• **Extracted data**

<<<<

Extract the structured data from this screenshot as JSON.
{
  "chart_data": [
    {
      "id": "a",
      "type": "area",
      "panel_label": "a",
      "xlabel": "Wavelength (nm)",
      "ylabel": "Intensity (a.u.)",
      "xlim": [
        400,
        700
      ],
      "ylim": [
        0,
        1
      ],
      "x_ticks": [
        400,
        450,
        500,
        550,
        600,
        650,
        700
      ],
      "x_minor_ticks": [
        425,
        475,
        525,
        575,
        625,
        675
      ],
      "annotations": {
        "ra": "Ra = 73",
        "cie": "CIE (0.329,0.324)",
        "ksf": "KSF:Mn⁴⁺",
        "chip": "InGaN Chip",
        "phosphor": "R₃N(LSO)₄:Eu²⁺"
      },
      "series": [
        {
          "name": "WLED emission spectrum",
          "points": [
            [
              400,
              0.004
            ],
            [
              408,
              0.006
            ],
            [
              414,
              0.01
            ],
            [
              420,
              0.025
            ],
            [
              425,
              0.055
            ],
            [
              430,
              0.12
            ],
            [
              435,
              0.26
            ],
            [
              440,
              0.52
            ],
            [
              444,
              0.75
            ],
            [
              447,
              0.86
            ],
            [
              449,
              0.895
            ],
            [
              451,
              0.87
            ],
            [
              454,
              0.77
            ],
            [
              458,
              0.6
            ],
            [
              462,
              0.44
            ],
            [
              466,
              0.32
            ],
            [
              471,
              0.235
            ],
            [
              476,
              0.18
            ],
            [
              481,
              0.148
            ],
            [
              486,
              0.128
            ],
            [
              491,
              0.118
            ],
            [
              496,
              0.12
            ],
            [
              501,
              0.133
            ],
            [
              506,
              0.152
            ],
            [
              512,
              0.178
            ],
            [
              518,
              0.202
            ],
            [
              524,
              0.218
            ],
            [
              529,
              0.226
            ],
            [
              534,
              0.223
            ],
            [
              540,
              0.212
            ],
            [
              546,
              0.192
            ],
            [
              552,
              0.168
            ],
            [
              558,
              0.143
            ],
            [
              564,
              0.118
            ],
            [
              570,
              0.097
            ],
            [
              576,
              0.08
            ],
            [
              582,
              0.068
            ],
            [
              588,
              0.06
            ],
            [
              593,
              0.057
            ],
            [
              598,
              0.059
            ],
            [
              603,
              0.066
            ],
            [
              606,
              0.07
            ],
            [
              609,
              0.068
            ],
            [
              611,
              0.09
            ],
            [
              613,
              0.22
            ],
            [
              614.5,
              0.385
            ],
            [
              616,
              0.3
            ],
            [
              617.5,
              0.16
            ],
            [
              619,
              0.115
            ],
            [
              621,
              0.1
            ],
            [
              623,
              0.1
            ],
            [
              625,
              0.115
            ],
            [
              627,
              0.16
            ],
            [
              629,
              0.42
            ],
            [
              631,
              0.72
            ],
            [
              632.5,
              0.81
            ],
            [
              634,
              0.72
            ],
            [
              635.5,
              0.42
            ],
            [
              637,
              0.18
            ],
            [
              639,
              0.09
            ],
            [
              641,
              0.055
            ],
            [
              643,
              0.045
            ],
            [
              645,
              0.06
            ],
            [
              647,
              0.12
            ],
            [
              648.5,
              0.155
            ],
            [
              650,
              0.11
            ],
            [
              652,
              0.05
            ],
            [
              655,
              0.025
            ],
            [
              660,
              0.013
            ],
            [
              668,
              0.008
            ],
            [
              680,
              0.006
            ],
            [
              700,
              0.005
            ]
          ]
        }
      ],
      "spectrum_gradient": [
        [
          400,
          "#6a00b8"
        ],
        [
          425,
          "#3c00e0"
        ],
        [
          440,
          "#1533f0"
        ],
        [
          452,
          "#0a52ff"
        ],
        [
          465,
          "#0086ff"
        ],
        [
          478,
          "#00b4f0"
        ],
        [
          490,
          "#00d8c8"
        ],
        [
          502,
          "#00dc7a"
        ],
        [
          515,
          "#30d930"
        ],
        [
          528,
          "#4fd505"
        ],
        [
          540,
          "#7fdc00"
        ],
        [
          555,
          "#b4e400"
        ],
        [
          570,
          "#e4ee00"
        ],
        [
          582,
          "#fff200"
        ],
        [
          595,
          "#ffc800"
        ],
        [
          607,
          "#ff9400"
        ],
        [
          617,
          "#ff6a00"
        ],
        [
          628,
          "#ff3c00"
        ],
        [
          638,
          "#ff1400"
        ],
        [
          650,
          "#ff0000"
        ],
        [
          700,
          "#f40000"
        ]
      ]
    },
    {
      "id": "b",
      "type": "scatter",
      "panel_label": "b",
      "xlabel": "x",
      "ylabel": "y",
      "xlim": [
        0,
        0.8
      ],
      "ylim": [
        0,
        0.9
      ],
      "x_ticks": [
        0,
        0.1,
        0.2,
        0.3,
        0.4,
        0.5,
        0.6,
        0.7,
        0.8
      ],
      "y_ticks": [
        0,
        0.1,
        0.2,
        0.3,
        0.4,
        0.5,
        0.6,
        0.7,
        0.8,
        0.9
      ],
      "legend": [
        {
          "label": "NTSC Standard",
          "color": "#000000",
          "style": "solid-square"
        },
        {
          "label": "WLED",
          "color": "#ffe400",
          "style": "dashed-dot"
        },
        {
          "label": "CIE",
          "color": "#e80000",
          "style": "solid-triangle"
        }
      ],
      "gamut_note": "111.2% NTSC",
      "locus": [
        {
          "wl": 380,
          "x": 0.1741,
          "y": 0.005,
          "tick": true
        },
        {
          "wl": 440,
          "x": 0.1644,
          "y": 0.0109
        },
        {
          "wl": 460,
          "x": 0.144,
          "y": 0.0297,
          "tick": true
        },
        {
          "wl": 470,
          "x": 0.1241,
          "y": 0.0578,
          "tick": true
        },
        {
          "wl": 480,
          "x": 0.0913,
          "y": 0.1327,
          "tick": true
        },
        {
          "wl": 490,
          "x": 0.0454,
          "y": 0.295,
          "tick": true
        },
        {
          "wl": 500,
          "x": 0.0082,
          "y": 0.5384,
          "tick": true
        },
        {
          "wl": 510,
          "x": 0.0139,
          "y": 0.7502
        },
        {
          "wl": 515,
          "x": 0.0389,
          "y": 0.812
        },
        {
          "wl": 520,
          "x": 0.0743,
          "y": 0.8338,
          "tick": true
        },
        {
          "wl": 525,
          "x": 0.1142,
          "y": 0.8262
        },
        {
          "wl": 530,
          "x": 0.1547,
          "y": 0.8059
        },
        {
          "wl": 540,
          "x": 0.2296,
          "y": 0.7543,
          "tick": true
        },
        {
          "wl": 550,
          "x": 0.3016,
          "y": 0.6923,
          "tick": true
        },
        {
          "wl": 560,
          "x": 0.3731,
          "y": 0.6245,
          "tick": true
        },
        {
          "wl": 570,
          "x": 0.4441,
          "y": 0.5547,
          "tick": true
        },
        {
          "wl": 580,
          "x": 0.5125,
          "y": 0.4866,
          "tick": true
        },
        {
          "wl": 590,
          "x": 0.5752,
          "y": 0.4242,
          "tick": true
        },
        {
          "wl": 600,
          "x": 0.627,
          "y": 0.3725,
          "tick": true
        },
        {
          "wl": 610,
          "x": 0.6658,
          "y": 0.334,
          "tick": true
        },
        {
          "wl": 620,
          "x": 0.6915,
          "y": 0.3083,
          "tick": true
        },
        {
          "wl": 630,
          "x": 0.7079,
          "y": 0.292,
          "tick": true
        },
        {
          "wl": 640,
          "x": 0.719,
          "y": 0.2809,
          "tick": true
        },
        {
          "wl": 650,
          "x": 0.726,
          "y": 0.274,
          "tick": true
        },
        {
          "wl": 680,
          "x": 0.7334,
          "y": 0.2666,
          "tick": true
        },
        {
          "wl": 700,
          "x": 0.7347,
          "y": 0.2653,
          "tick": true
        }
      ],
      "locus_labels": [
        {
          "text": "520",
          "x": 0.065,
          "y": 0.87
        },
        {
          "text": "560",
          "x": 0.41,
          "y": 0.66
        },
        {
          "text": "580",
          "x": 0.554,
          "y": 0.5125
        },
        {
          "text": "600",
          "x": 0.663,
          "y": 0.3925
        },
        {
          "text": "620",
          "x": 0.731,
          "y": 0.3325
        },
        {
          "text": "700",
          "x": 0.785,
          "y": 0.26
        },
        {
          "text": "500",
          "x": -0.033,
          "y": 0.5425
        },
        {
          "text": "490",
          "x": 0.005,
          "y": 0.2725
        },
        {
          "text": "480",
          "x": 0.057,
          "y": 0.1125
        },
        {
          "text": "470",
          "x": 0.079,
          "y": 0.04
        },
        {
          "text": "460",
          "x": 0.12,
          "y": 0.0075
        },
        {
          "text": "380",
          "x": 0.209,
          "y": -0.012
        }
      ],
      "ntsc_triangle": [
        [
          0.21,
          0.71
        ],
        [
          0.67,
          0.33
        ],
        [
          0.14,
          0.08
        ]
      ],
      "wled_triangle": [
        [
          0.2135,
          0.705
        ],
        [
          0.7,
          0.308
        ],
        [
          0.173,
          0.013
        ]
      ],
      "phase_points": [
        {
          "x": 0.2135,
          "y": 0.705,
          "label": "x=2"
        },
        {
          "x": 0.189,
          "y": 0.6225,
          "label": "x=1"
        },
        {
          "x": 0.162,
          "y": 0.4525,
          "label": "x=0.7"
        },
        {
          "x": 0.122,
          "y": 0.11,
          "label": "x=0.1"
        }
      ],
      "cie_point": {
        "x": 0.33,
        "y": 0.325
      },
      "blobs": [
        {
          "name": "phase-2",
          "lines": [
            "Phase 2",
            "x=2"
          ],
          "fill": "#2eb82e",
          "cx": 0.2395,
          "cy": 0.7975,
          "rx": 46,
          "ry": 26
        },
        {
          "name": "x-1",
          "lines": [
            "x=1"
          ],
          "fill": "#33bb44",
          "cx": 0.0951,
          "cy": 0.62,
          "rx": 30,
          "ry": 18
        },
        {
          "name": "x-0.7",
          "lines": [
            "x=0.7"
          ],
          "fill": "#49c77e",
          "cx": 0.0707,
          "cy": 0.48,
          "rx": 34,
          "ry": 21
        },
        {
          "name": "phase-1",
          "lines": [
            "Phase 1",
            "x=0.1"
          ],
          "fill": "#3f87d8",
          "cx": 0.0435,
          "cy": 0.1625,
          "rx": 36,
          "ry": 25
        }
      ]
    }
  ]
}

>>>>

• **Set problem**
In the entries above, how many lines hold the word "text"? State the number and nothing else.

• **Result**
12